## Given task
The records below must be transcribed exactly. Do not include the pictures.

....................

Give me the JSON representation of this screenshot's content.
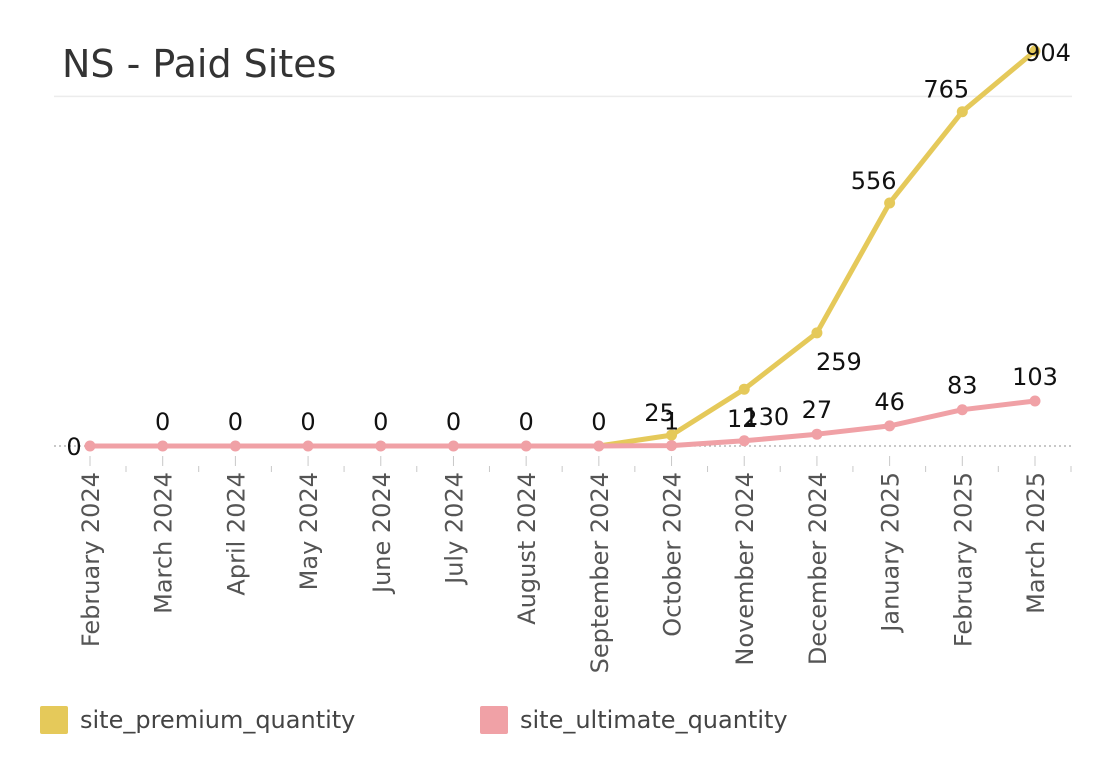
{
  "chart_data": {
    "type": "line",
    "title": "NS - Paid Sites",
    "categories": [
      "February 2024",
      "March 2024",
      "April 2024",
      "May 2024",
      "June 2024",
      "July 2024",
      "August 2024",
      "September 2024",
      "October 2024",
      "November 2024",
      "December 2024",
      "January 2025",
      "February 2025",
      "March 2025"
    ],
    "series": [
      {
        "name": "site_premium_quantity",
        "color": "#e5c95a",
        "values": [
          0,
          0,
          0,
          0,
          0,
          0,
          0,
          0,
          25,
          130,
          259,
          556,
          765,
          904
        ],
        "labels": [
          "",
          "",
          "",
          "",
          "",
          "",
          "",
          "",
          "25",
          "130",
          "259",
          "556",
          "765",
          "904"
        ]
      },
      {
        "name": "site_ultimate_quantity",
        "color": "#f0a1a6",
        "values": [
          0,
          0,
          0,
          0,
          0,
          0,
          0,
          0,
          1,
          12,
          27,
          46,
          83,
          103
        ],
        "labels": [
          "0",
          "0",
          "0",
          "0",
          "0",
          "0",
          "0",
          "0",
          "1",
          "12",
          "27",
          "46",
          "83",
          "103"
        ]
      }
    ],
    "ylim": [
      0,
      1000
    ],
    "gridlines": [
      800
    ],
    "zero_line": "dotted",
    "xlabel": "",
    "ylabel": "",
    "grid": true,
    "legend": "bottom-left"
  }
}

....................

## Result of this task
Give me the JSON representation of this screenshot's content.
{
  "chart_data": {
    "type": "line",
    "title": "NS - Paid Sites",
    "categories": [
      "February 2024",
      "March 2024",
      "April 2024",
      "May 2024",
      "June 2024",
      "July 2024",
      "August 2024",
      "September 2024",
      "October 2024",
      "November 2024",
      "December 2024",
      "January 2025",
      "February 2025",
      "March 2025"
    ],
    "series": [
      {
        "name": "site_premium_quantity",
        "color": "#e5c95a",
        "values": [
          0,
          0,
          0,
          0,
          0,
          0,
          0,
          0,
          25,
          130,
          259,
          556,
          765,
          904
        ],
        "labels": [
          "",
          "",
          "",
          "",
          "",
          "",
          "",
          "",
          "25",
          "130",
          "259",
          "556",
          "765",
          "904"
        ]
      },
      {
        "name": "site_ultimate_quantity",
        "color": "#f0a1a6",
        "values": [
          0,
          0,
          0,
          0,
          0,
          0,
          0,
          0,
          1,
          12,
          27,
          46,
          83,
          103
        ],
        "labels": [
          "0",
          "0",
          "0",
          "0",
          "0",
          "0",
          "0",
          "0",
          "1",
          "12",
          "27",
          "46",
          "83",
          "103"
        ]
      }
    ],
    "ylim": [
      0,
      1000
    ],
    "gridlines": [
      800
    ],
    "zero_line": "dotted",
    "xlabel": "",
    "ylabel": "",
    "grid": true,
    "legend": "bottom-left"
  }
}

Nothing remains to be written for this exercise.